● Task requirements
Among the lines below, list those containing the string "administrators".

(Collection entries)
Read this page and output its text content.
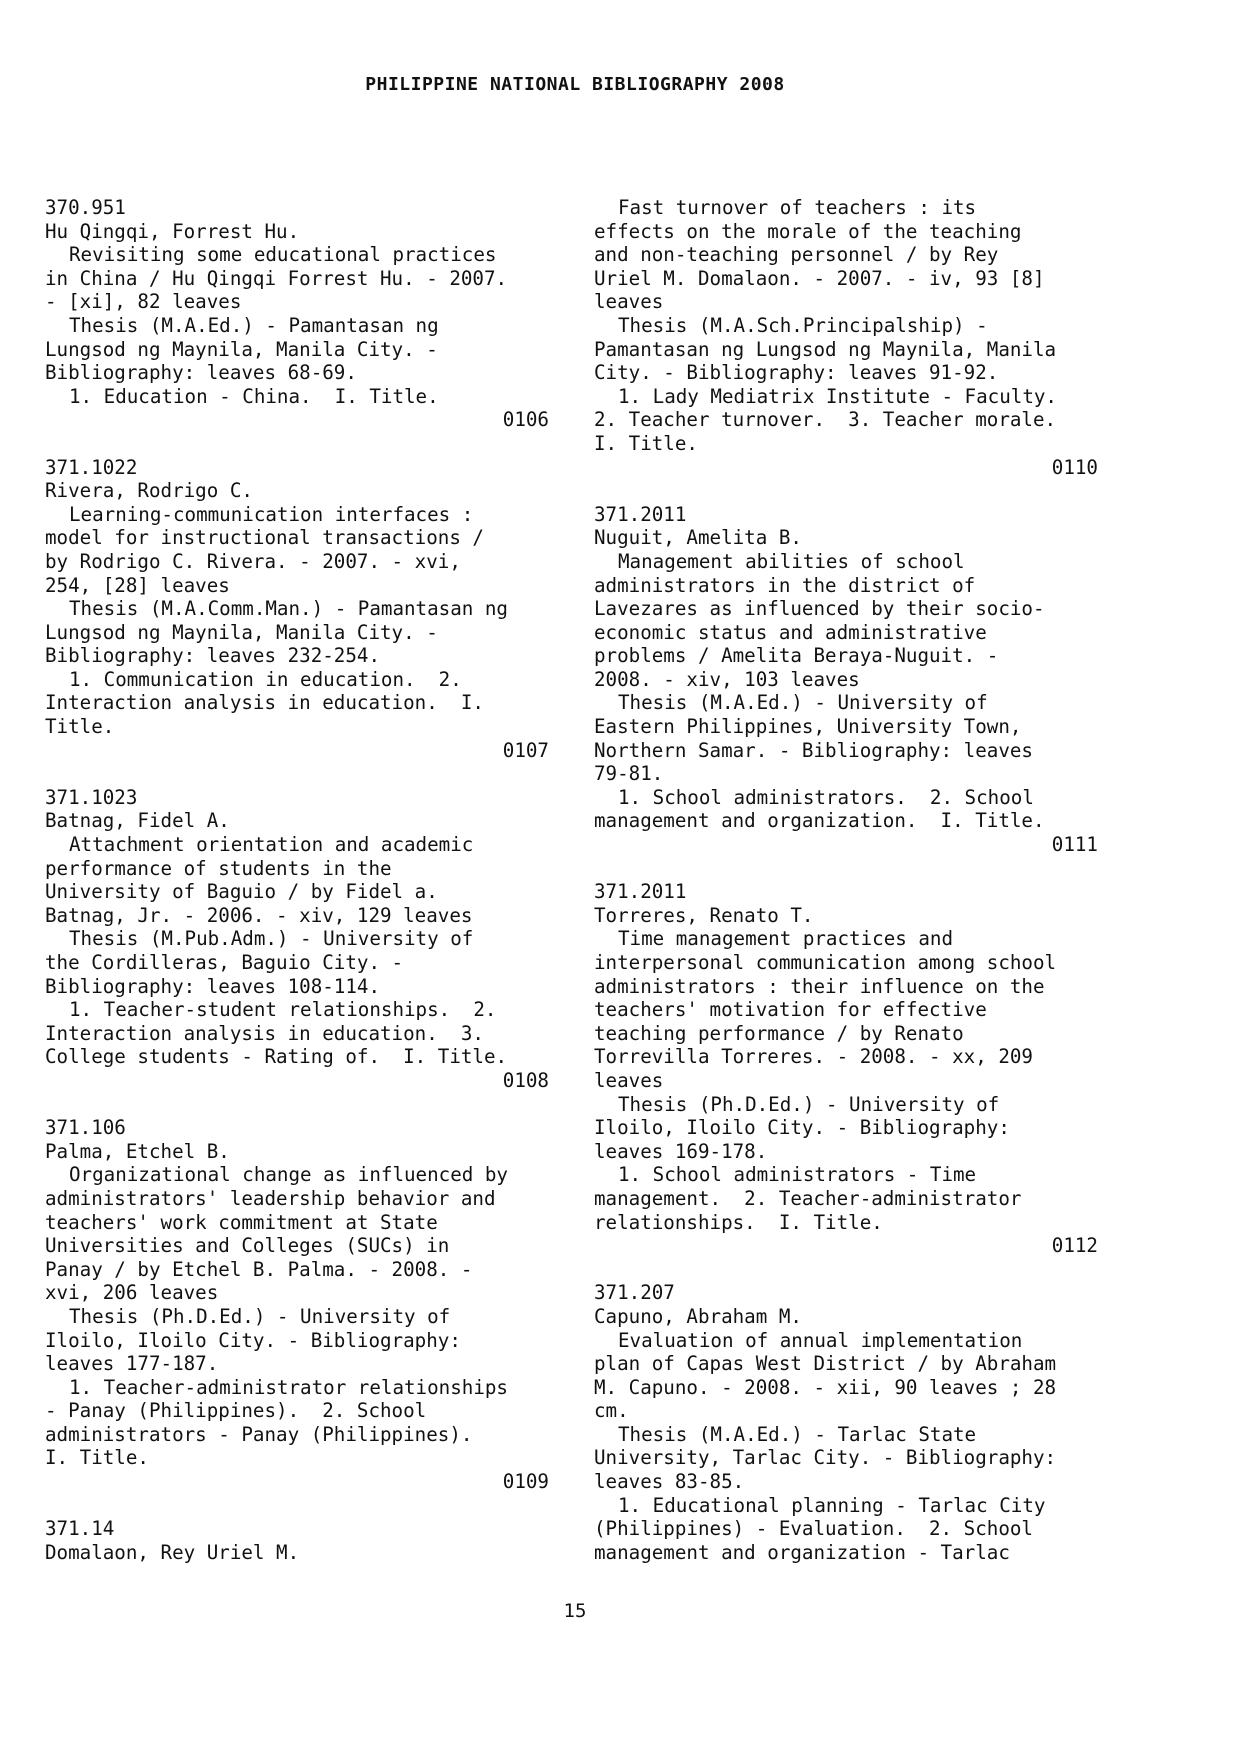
PHILIPPINE NATIONAL BIBLIOGRAPHY 2008
370.951
Hu Qingqi, Forrest Hu.
Revisiting some educational practices
in China / Hu Qingqi Forrest Hu. - 2007.
- [xi], 82 leaves
Thesis (M.A.Ed.) - Pamantasan ng
Lungsod ng Maynila, Manila City. -
Bibliography: leaves 68-69.
1. Education - China.  I. Title.
0106
371.1022
Rivera, Rodrigo C.
Learning-communication interfaces :
model for instructional transactions /
by Rodrigo C. Rivera. - 2007. - xvi,
254, [28] leaves
Thesis (M.A.Comm.Man.) - Pamantasan ng
Lungsod ng Maynila, Manila City. -
Bibliography: leaves 232-254.
1. Communication in education.  2.
Interaction analysis in education.  I.
Title.
0107
371.1023
Batnag, Fidel A.
Attachment orientation and academic
performance of students in the
University of Baguio / by Fidel a.
Batnag, Jr. - 2006. - xiv, 129 leaves
Thesis (M.Pub.Adm.) - University of
the Cordilleras, Baguio City. -
Bibliography: leaves 108-114.
1. Teacher-student relationships.  2.
Interaction analysis in education.  3.
College students - Rating of.  I. Title.
0108
371.106
Palma, Etchel B.
Organizational change as influenced by
administrators' leadership behavior and
teachers' work commitment at State
Universities and Colleges (SUCs) in
Panay / by Etchel B. Palma. - 2008. -
xvi, 206 leaves
Thesis (Ph.D.Ed.) - University of
Iloilo, Iloilo City. - Bibliography:
leaves 177-187.
1. Teacher-administrator relationships
- Panay (Philippines).  2. School
administrators - Panay (Philippines).
I. Title.
0109
371.14
Domalaon, Rey Uriel M.
Fast turnover of teachers : its
effects on the morale of the teaching
and non-teaching personnel / by Rey
Uriel M. Domalaon. - 2007. - iv, 93 [8]
leaves
Thesis (M.A.Sch.Principalship) -
Pamantasan ng Lungsod ng Maynila, Manila
City. - Bibliography: leaves 91-92.
1. Lady Mediatrix Institute - Faculty.
2. Teacher turnover.  3. Teacher morale.
I. Title.
0110
371.2011
Nuguit, Amelita B.
Management abilities of school
administrators in the district of
Lavezares as influenced by their socio-
economic status and administrative
problems / Amelita Beraya-Nuguit. -
2008. - xiv, 103 leaves
Thesis (M.A.Ed.) - University of
Eastern Philippines, University Town,
Northern Samar. - Bibliography: leaves
79-81.
1. School administrators.  2. School
management and organization.  I. Title.
0111
371.2011
Torreres, Renato T.
Time management practices and
interpersonal communication among school
administrators : their influence on the
teachers' motivation for effective
teaching performance / by Renato
Torrevilla Torreres. - 2008. - xx, 209
leaves
Thesis (Ph.D.Ed.) - University of
Iloilo, Iloilo City. - Bibliography:
leaves 169-178.
1. School administrators - Time
management.  2. Teacher-administrator
relationships.  I. Title.
0112
371.207
Capuno, Abraham M.
Evaluation of annual implementation
plan of Capas West District / by Abraham
M. Capuno. - 2008. - xii, 90 leaves ; 28
cm.
Thesis (M.A.Ed.) - Tarlac State
University, Tarlac City. - Bibliography:
leaves 83-85.
1. Educational planning - Tarlac City
(Philippines) - Evaluation.  2. School
management and organization - Tarlac
15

● Answer to the problem
administrators' leadership behavior and
administrators - Panay (Philippines).
administrators in the district of
1. School administrators.  2. School
administrators : their influence on the
1. School administrators - Time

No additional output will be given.